## BEGIN

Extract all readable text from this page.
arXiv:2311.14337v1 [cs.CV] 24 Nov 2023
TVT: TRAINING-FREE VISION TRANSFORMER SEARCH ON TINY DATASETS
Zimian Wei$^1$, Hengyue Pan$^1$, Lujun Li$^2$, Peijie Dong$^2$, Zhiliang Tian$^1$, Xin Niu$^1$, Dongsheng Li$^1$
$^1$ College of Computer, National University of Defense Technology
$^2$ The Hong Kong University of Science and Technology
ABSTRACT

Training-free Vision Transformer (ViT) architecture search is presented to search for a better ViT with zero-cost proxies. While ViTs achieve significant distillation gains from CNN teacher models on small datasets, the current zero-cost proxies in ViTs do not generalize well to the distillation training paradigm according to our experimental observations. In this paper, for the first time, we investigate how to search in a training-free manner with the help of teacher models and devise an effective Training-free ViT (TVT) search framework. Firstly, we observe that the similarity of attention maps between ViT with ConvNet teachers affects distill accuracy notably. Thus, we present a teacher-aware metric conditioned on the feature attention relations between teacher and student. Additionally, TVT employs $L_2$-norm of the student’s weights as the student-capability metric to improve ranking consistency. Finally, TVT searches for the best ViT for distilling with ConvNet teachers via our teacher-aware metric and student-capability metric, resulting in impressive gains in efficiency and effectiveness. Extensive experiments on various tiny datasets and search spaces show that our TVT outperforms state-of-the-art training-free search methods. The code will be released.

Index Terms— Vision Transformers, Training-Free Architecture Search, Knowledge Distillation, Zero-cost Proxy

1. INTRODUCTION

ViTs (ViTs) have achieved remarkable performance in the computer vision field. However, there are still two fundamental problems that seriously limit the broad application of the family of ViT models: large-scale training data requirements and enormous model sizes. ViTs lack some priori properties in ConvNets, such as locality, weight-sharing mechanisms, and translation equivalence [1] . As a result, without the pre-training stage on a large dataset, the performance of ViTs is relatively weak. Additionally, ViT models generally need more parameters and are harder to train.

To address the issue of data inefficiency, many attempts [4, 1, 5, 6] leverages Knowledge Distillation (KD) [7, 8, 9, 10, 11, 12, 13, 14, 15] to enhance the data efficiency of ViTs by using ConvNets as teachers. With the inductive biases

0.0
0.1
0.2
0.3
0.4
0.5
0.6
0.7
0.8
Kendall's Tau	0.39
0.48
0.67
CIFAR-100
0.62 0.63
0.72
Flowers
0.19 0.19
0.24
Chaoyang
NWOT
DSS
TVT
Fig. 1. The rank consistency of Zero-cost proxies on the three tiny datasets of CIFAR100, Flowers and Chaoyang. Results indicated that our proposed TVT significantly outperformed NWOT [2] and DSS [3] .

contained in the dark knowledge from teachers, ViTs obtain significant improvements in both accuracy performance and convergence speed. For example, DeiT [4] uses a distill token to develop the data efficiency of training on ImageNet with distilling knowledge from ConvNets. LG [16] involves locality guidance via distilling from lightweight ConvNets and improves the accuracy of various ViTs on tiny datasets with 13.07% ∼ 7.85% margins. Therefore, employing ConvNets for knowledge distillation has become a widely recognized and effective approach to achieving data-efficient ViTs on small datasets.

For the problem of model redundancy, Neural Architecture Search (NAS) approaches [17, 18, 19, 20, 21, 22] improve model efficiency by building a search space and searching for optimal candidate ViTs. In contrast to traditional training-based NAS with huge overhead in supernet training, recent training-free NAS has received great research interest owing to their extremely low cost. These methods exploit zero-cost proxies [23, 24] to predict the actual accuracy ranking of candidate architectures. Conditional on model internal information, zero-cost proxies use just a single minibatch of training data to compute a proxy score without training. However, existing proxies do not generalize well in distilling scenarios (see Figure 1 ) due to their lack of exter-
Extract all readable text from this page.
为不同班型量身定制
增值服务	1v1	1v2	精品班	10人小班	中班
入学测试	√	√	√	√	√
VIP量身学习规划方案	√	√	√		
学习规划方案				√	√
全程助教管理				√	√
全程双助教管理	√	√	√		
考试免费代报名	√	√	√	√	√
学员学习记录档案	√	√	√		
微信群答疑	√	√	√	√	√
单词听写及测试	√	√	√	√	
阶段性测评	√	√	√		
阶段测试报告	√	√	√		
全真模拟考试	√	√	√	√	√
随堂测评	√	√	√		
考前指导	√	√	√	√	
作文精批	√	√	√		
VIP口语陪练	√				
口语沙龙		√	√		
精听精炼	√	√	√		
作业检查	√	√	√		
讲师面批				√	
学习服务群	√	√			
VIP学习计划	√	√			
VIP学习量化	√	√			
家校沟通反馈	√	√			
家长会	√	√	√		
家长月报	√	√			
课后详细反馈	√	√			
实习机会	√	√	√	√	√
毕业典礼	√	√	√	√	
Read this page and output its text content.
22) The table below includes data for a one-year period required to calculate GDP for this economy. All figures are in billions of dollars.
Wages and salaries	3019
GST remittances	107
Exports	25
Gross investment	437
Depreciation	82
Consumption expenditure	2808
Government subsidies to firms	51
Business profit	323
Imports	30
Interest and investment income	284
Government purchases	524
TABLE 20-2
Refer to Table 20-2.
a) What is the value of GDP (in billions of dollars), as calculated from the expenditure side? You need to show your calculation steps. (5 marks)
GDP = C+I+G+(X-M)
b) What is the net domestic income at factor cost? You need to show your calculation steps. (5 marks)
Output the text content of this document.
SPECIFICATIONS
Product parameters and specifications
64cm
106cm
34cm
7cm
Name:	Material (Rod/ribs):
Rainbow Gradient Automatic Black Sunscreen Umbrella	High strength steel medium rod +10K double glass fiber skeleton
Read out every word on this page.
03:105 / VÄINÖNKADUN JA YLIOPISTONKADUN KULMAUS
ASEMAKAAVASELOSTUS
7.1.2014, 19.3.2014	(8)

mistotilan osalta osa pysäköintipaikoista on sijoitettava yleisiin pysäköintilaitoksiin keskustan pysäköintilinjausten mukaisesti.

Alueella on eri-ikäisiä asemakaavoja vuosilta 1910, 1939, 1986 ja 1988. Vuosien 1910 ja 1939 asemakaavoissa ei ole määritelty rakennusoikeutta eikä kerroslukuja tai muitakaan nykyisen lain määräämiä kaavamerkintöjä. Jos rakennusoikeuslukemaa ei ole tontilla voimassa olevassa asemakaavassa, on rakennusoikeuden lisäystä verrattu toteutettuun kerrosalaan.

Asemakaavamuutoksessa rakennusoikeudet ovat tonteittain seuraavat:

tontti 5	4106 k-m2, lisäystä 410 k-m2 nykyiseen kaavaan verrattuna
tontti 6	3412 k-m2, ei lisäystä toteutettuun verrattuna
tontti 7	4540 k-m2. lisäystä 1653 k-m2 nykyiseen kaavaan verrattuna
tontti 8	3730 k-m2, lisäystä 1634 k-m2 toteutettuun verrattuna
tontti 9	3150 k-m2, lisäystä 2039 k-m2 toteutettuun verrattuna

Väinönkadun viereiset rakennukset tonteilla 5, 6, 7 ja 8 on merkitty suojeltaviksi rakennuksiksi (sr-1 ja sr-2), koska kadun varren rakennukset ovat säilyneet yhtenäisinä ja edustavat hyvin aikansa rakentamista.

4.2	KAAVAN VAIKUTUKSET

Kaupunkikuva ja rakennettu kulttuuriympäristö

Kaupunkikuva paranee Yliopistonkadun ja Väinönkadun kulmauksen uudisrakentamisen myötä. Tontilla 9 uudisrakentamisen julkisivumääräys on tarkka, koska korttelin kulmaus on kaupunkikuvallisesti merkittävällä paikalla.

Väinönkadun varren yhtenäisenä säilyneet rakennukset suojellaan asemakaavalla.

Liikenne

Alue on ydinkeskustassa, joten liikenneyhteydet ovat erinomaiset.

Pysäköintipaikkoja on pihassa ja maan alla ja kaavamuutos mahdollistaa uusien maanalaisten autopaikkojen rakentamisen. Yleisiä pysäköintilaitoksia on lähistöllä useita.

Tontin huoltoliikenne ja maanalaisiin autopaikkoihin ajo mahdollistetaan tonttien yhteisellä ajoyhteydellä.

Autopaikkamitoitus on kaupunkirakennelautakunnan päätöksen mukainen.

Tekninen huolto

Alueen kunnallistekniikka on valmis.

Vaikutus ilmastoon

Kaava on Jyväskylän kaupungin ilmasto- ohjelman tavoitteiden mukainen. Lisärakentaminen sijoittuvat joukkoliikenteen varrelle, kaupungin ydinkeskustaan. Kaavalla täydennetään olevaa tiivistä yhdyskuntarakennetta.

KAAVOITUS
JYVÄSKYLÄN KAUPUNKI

## END

**What you are asked to do:**
In the entries above, find each line with the word "page" and copy it.

**Response to this exercise:**
Extract all readable text from this page.
Extract all readable text from this page.
Read this page and output its text content.
Read out every word on this page.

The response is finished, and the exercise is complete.